Dataset items –

§ §

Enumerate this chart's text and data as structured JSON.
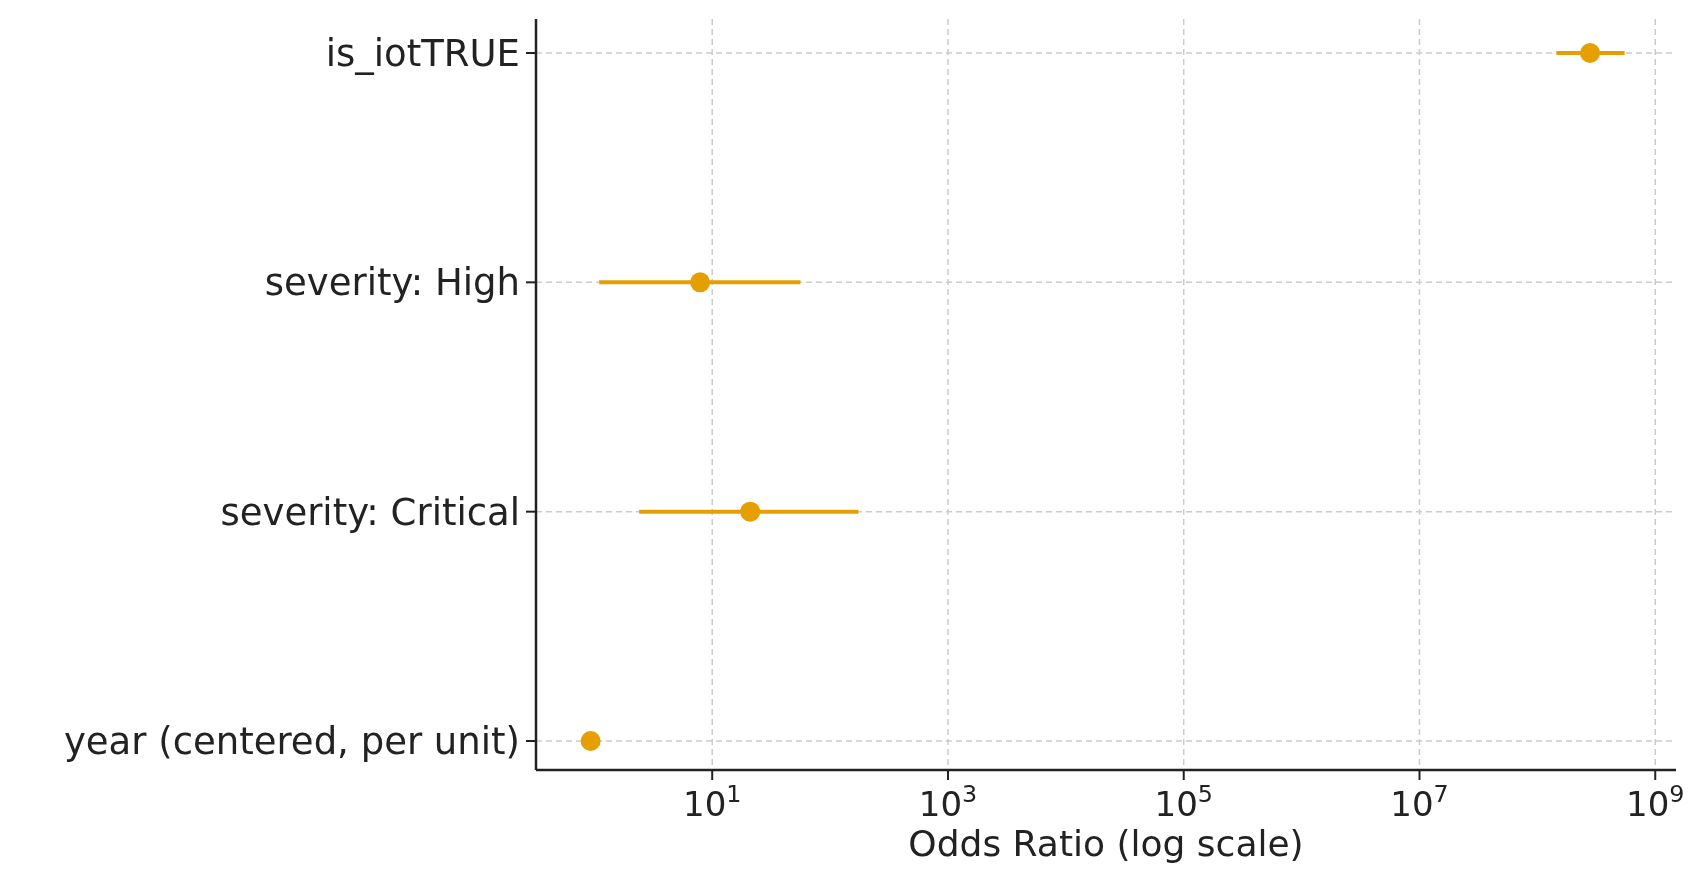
{
  "chart_data": {
    "type": "scatter",
    "orientation": "horizontal",
    "xlabel": "Odds Ratio (log scale)",
    "categories": [
      "is_iotTRUE",
      "severity: High",
      "severity: Critical",
      "year (centered, per unit)"
    ],
    "values": [
      280000000,
      7.9,
      21,
      0.93
    ],
    "errors": [
      [
        145000000,
        550000000
      ],
      [
        1.1,
        56
      ],
      [
        2.4,
        174
      ],
      null
    ],
    "color": "#e69f00",
    "log": "x",
    "xlim": [
      0.32,
      1500000000.0
    ],
    "xticks": [
      {
        "value": 10,
        "label": "10$^{1}$"
      },
      {
        "value": 1000,
        "label": "10$^{3}$"
      },
      {
        "value": 100000,
        "label": "10$^{5}$"
      },
      {
        "value": 10000000,
        "label": "10$^{7}$"
      },
      {
        "value": 1000000000,
        "label": "10$^{9}$"
      }
    ],
    "grid": true,
    "marker": "circle"
  }
}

§ §

Exercise prompt – Without the pictures, repeat all the records word for word.

Complete output –
Enumerate this chart's text and data as structured JSON.
{
  "chart_data": {
    "type": "scatter",
    "orientation": "horizontal",
    "xlabel": "Odds Ratio (log scale)",
    "categories": [
      "is_iotTRUE",
      "severity: High",
      "severity: Critical",
      "year (centered, per unit)"
    ],
    "values": [
      280000000,
      7.9,
      21,
      0.93
    ],
    "errors": [
      [
        145000000,
        550000000
      ],
      [
        1.1,
        56
      ],
      [
        2.4,
        174
      ],
      null
    ],
    "color": "#e69f00",
    "log": "x",
    "xlim": [
      0.32,
      1500000000.0
    ],
    "xticks": [
      {
        "value": 10,
        "label": "10$^{1}$"
      },
      {
        "value": 1000,
        "label": "10$^{3}$"
      },
      {
        "value": 100000,
        "label": "10$^{5}$"
      },
      {
        "value": 10000000,
        "label": "10$^{7}$"
      },
      {
        "value": 1000000000,
        "label": "10$^{9}$"
      }
    ],
    "grid": true,
    "marker": "circle"
  }
}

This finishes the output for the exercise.